--- BEGIN ---

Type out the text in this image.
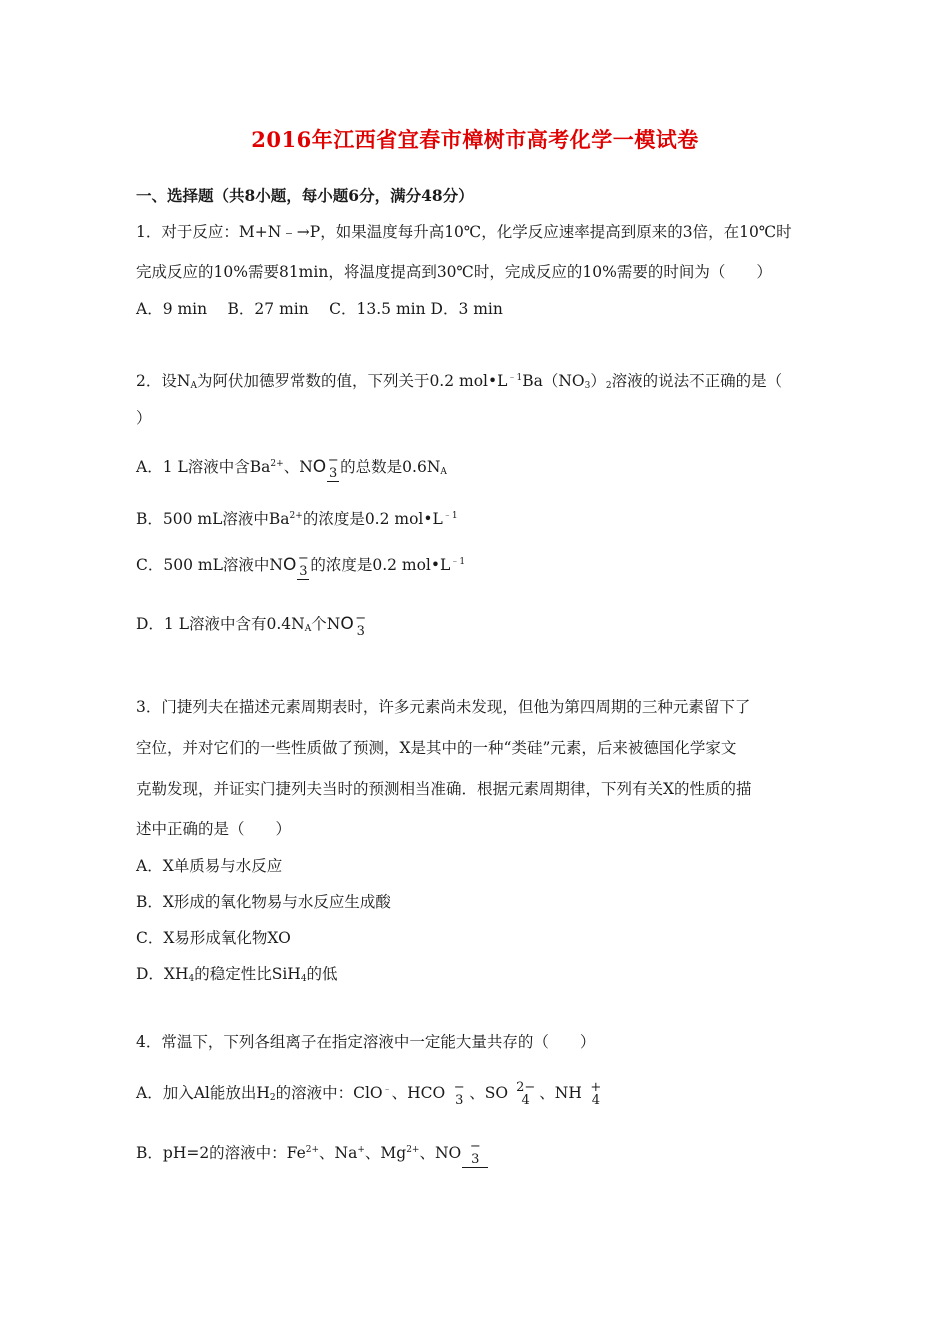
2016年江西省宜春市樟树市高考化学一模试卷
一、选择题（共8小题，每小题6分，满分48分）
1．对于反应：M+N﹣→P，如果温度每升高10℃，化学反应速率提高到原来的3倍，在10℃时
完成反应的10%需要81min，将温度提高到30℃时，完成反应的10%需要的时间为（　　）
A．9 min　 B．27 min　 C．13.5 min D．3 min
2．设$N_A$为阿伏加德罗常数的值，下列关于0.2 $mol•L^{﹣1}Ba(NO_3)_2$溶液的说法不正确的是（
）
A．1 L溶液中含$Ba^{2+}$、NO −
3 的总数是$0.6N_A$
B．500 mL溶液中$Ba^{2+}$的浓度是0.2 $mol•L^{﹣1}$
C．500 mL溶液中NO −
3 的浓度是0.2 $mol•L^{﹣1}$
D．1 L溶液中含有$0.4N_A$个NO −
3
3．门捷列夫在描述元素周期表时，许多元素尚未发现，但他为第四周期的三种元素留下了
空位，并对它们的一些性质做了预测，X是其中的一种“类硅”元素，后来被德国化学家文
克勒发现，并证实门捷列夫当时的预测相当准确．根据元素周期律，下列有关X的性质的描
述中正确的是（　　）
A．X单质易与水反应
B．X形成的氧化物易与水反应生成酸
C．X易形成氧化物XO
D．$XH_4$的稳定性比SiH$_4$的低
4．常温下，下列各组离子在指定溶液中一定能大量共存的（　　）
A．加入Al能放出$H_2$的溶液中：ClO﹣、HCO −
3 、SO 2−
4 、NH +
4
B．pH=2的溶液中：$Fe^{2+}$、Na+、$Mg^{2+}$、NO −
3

--- END ---
--- BEGIN ---

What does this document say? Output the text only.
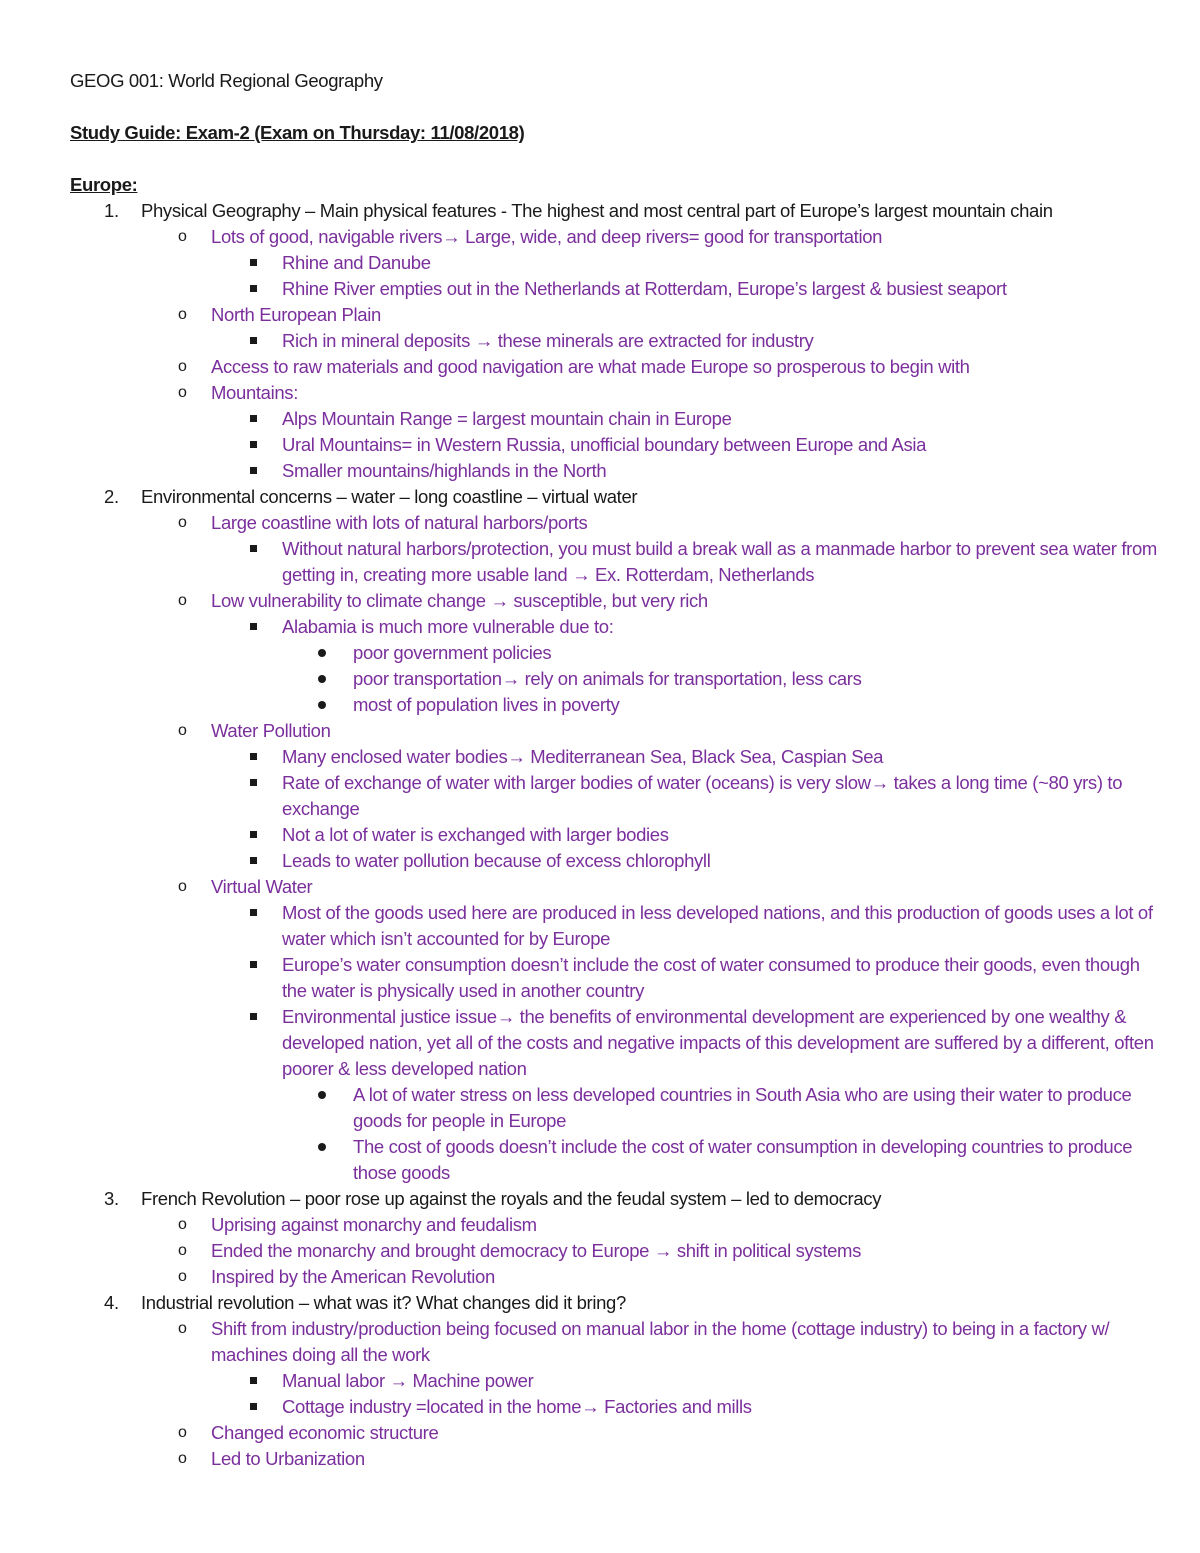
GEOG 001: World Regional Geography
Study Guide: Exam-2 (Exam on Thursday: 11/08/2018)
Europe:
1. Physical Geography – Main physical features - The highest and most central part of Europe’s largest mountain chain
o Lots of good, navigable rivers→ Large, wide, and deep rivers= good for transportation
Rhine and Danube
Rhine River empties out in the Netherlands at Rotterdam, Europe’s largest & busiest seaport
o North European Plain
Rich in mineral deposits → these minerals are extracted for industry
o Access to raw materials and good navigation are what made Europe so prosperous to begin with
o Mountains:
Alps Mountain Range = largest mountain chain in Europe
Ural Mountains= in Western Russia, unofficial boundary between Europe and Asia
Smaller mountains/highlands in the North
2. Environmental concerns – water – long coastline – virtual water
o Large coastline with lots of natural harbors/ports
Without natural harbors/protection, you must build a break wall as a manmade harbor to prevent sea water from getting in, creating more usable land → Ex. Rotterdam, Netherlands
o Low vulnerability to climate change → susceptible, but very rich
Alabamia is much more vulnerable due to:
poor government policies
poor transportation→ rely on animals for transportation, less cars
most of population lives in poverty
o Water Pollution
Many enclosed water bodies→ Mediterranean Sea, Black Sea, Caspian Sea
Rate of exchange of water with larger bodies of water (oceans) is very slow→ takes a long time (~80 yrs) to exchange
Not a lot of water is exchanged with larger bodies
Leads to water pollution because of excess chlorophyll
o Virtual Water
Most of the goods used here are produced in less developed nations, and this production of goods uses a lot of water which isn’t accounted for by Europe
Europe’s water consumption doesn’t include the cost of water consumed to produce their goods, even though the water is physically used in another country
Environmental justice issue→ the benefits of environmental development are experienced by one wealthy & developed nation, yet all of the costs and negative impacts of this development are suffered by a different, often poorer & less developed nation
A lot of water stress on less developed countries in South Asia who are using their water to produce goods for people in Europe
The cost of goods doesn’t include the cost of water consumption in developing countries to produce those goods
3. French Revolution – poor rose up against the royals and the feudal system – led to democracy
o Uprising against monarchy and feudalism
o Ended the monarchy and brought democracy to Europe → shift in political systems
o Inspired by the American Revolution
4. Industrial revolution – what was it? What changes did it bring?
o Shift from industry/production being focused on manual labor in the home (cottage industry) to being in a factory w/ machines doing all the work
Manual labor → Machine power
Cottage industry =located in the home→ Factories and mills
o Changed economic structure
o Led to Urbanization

--- END ---

Given instruction
Select every line where the word "North" occurs.

Solution for this task
o North European Plain
Smaller mountains/highlands in the North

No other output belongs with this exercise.